┌─ DATA SHOWN

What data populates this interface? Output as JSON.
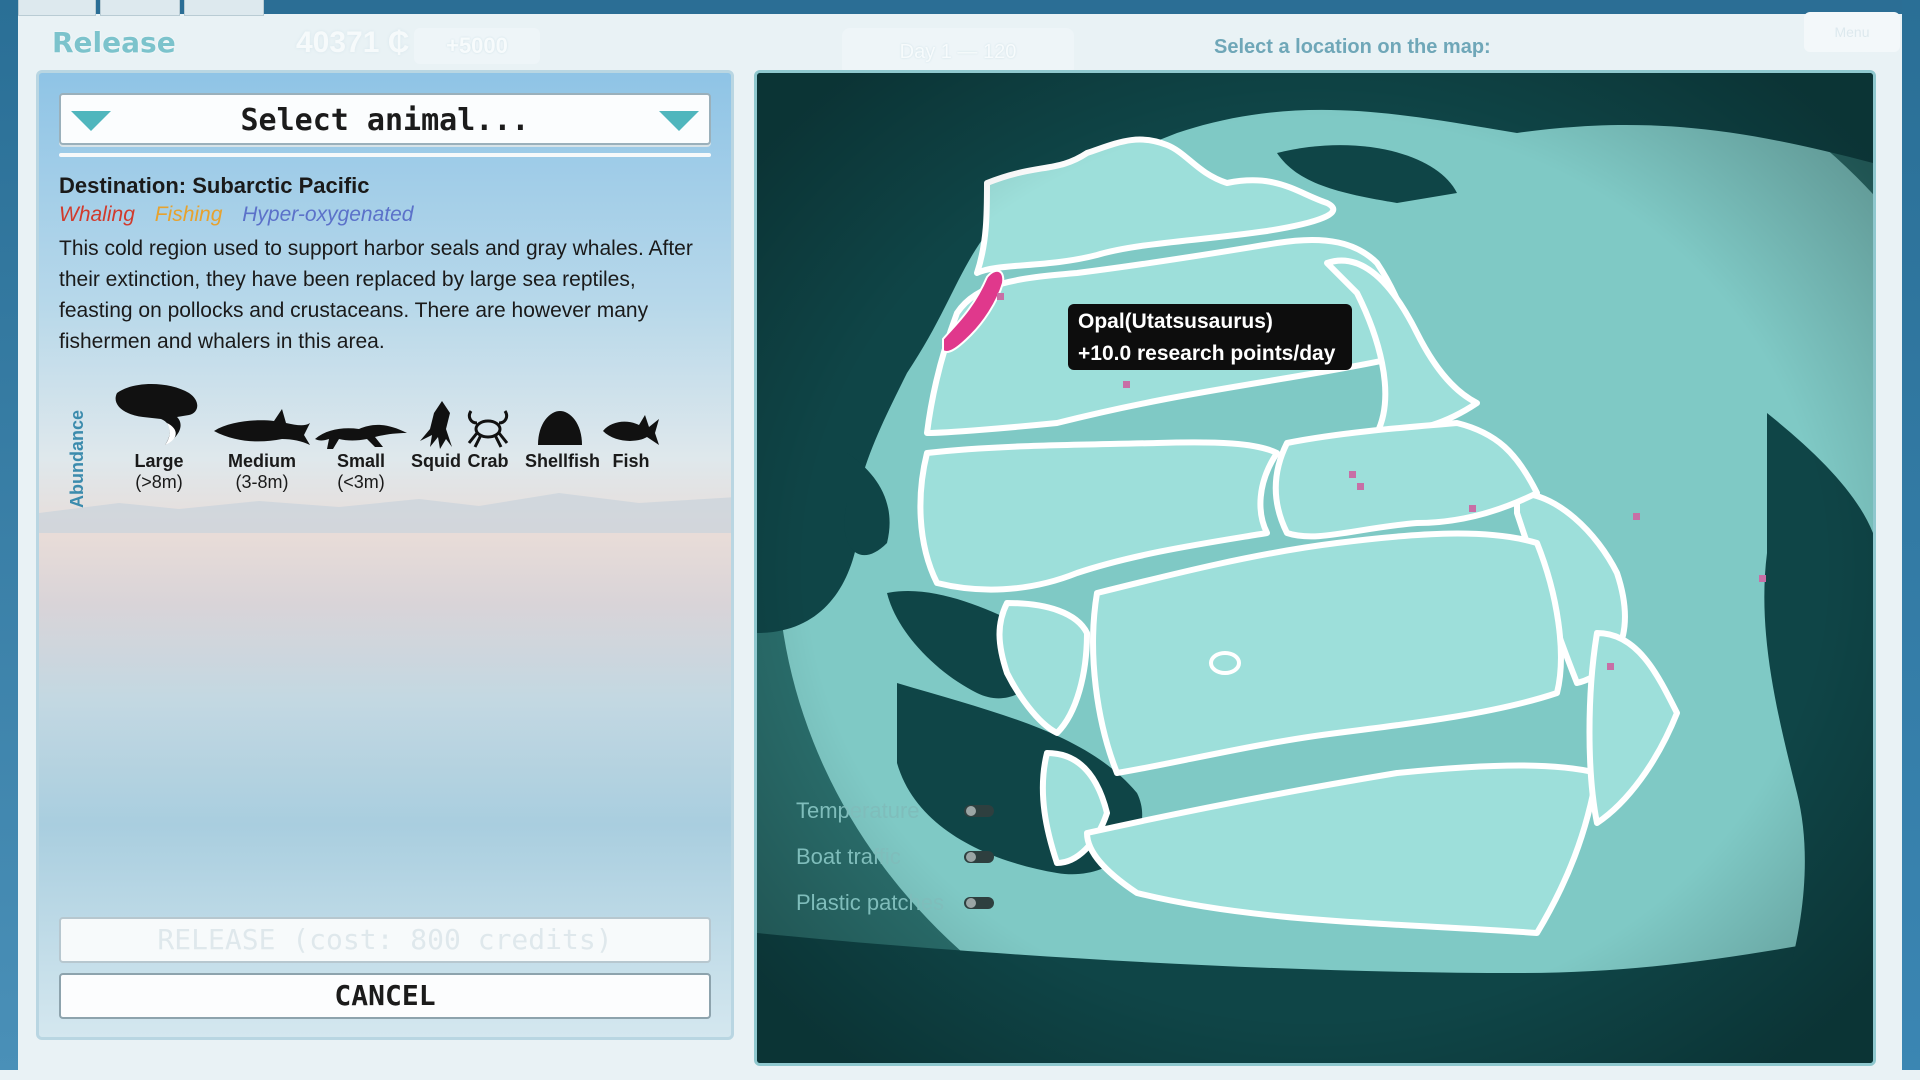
{
  "header": {
    "title": "Release",
    "credits": "40371 ₵",
    "bonus": "+5000",
    "day": "Day 1 — 120",
    "prompt": "Select a location on the map:",
    "menu": "Menu"
  },
  "release_panel": {
    "select_placeholder": "Select animal...",
    "destination": "Destination: Subarctic Pacific",
    "tags": {
      "whaling": "Whaling",
      "fishing": "Fishing",
      "hyper_oxygenated": "Hyper-oxygenated"
    },
    "description": "This cold region used to support harbor seals and  gray whales. After their extinction, they have been replaced by large sea reptiles, feasting on pollocks and crustaceans. There are however many fishermen and whalers in this area.",
    "abundance_label": "Abundance",
    "animals": [
      {
        "name": "Large",
        "size": "(>8m)",
        "icon": "whale-icon"
      },
      {
        "name": "Medium",
        "size": "(3-8m)",
        "icon": "shark-icon"
      },
      {
        "name": "Small",
        "size": "(<3m)",
        "icon": "reptile-icon"
      },
      {
        "name": "Squid",
        "size": "",
        "icon": "squid-icon"
      },
      {
        "name": "Crab",
        "size": "",
        "icon": "crab-icon"
      },
      {
        "name": "Shellfish",
        "size": "",
        "icon": "shellfish-icon"
      },
      {
        "name": "Fish",
        "size": "",
        "icon": "fish-icon"
      }
    ],
    "release_button": "RELEASE (cost: 800 credits)",
    "cancel_button": "CANCEL"
  },
  "map": {
    "tooltip_line1": "Opal(Utatsusaurus)",
    "tooltip_line2": "+10.0 research points/day",
    "toggles": [
      {
        "label": "Temperature",
        "on": false
      },
      {
        "label": "Boat traffic",
        "on": false
      },
      {
        "label": "Plastic patches",
        "on": false
      }
    ],
    "colors": {
      "ocean_highlight": "#9ddfda",
      "land": "#0f4547",
      "region_border": "#ffffff",
      "selected_region": "#e0388c",
      "marker": "#c86fa6"
    }
  }
}
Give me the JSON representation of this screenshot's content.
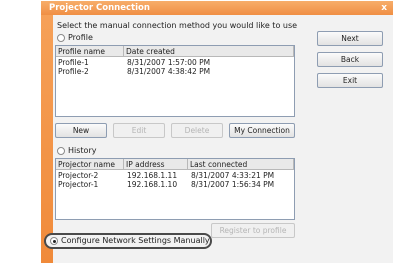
{
  "window": {
    "title": "Projector Connection",
    "close_label": "x"
  },
  "prompt": "Select the manual connection method you would like to use",
  "profile_section": {
    "label": "Profile",
    "columns": [
      "Profile name",
      "Date created"
    ],
    "rows": [
      [
        "Profile-1",
        "8/31/2007 1:57:00 PM"
      ],
      [
        "Profile-2",
        "8/31/2007 4:38:42 PM"
      ]
    ],
    "buttons": {
      "new": "New",
      "edit": "Edit",
      "delete": "Delete",
      "my_connection": "My Connection"
    }
  },
  "history_section": {
    "label": "History",
    "columns": [
      "Projector name",
      "IP address",
      "Last connected"
    ],
    "rows": [
      [
        "Projector-2",
        "192.168.1.11",
        "8/31/2007 4:33:21 PM"
      ],
      [
        "Projector-1",
        "192.168.1.10",
        "8/31/2007 1:56:34 PM"
      ]
    ],
    "register_button": "Register to profile"
  },
  "configure_option": {
    "label": "Configure Network Settings Manually",
    "selected": true
  },
  "side_buttons": {
    "next": "Next",
    "back": "Back",
    "exit": "Exit"
  }
}
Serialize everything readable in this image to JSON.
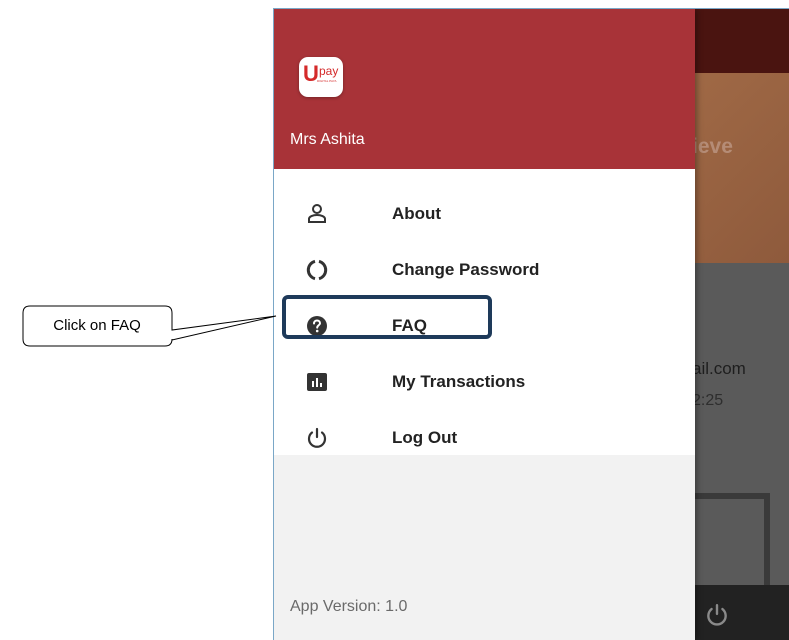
{
  "app": {
    "logo_text_u": "U",
    "logo_text_pay": "pay",
    "logo_subtext": "DIGITAL PAYA",
    "user_name": "Mrs Ashita",
    "version_label": "App Version: 1.0"
  },
  "menu": {
    "items": [
      {
        "label": "About",
        "icon": "person-icon"
      },
      {
        "label": "Change Password",
        "icon": "refresh-icon"
      },
      {
        "label": "FAQ",
        "icon": "help-circle-icon"
      },
      {
        "label": "My Transactions",
        "icon": "bar-chart-icon"
      },
      {
        "label": "Log Out",
        "icon": "power-icon"
      }
    ]
  },
  "background": {
    "banner_text": "ieve",
    "email_fragment": "ail.com",
    "time_fragment": "2:25"
  },
  "annotation": {
    "callout_text": "Click on FAQ"
  },
  "colors": {
    "header": "#a83338",
    "highlight_border": "#1e3a5a"
  }
}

└─

▸ **OBJECTIVE**:
Reproduce the material above in full and without alteration, but skip all pictures.

▸ **THE OUTPUT**:
What data populates this interface? Output as JSON.
{
  "header": {
    "title": "Release",
    "credits": "40371 ₵",
    "bonus": "+5000",
    "day": "Day 1 — 120",
    "prompt": "Select a location on the map:",
    "menu": "Menu"
  },
  "release_panel": {
    "select_placeholder": "Select animal...",
    "destination": "Destination: Subarctic Pacific",
    "tags": {
      "whaling": "Whaling",
      "fishing": "Fishing",
      "hyper_oxygenated": "Hyper-oxygenated"
    },
    "description": "This cold region used to support harbor seals and  gray whales. After their extinction, they have been replaced by large sea reptiles, feasting on pollocks and crustaceans. There are however many fishermen and whalers in this area.",
    "abundance_label": "Abundance",
    "animals": [
      {
        "name": "Large",
        "size": "(>8m)",
        "icon": "whale-icon"
      },
      {
        "name": "Medium",
        "size": "(3-8m)",
        "icon": "shark-icon"
      },
      {
        "name": "Small",
        "size": "(<3m)",
        "icon": "reptile-icon"
      },
      {
        "name": "Squid",
        "size": "",
        "icon": "squid-icon"
      },
      {
        "name": "Crab",
        "size": "",
        "icon": "crab-icon"
      },
      {
        "name": "Shellfish",
        "size": "",
        "icon": "shellfish-icon"
      },
      {
        "name": "Fish",
        "size": "",
        "icon": "fish-icon"
      }
    ],
    "release_button": "RELEASE (cost: 800 credits)",
    "cancel_button": "CANCEL"
  },
  "map": {
    "tooltip_line1": "Opal(Utatsusaurus)",
    "tooltip_line2": "+10.0 research points/day",
    "toggles": [
      {
        "label": "Temperature",
        "on": false
      },
      {
        "label": "Boat traffic",
        "on": false
      },
      {
        "label": "Plastic patches",
        "on": false
      }
    ],
    "colors": {
      "ocean_highlight": "#9ddfda",
      "land": "#0f4547",
      "region_border": "#ffffff",
      "selected_region": "#e0388c",
      "marker": "#c86fa6"
    }
  }
}
Give me the JSON representation of this screenshot's content.
{
  "window": {
    "title": "Projector Connection",
    "close_label": "x"
  },
  "prompt": "Select the manual connection method you would like to use",
  "profile_section": {
    "label": "Profile",
    "columns": [
      "Profile name",
      "Date created"
    ],
    "rows": [
      [
        "Profile-1",
        "8/31/2007 1:57:00 PM"
      ],
      [
        "Profile-2",
        "8/31/2007 4:38:42 PM"
      ]
    ],
    "buttons": {
      "new": "New",
      "edit": "Edit",
      "delete": "Delete",
      "my_connection": "My Connection"
    }
  },
  "history_section": {
    "label": "History",
    "columns": [
      "Projector name",
      "IP address",
      "Last connected"
    ],
    "rows": [
      [
        "Projector-2",
        "192.168.1.11",
        "8/31/2007 4:33:21 PM"
      ],
      [
        "Projector-1",
        "192.168.1.10",
        "8/31/2007 1:56:34 PM"
      ]
    ],
    "register_button": "Register to profile"
  },
  "configure_option": {
    "label": "Configure Network Settings Manually",
    "selected": true
  },
  "side_buttons": {
    "next": "Next",
    "back": "Back",
    "exit": "Exit"
  }
}
Serialize everything readable in this image to JSON.
{
  "app": {
    "logo_text_u": "U",
    "logo_text_pay": "pay",
    "logo_subtext": "DIGITAL PAYA",
    "user_name": "Mrs Ashita",
    "version_label": "App Version: 1.0"
  },
  "menu": {
    "items": [
      {
        "label": "About",
        "icon": "person-icon"
      },
      {
        "label": "Change Password",
        "icon": "refresh-icon"
      },
      {
        "label": "FAQ",
        "icon": "help-circle-icon"
      },
      {
        "label": "My Transactions",
        "icon": "bar-chart-icon"
      },
      {
        "label": "Log Out",
        "icon": "power-icon"
      }
    ]
  },
  "background": {
    "banner_text": "ieve",
    "email_fragment": "ail.com",
    "time_fragment": "2:25"
  },
  "annotation": {
    "callout_text": "Click on FAQ"
  },
  "colors": {
    "header": "#a83338",
    "highlight_border": "#1e3a5a"
  }
}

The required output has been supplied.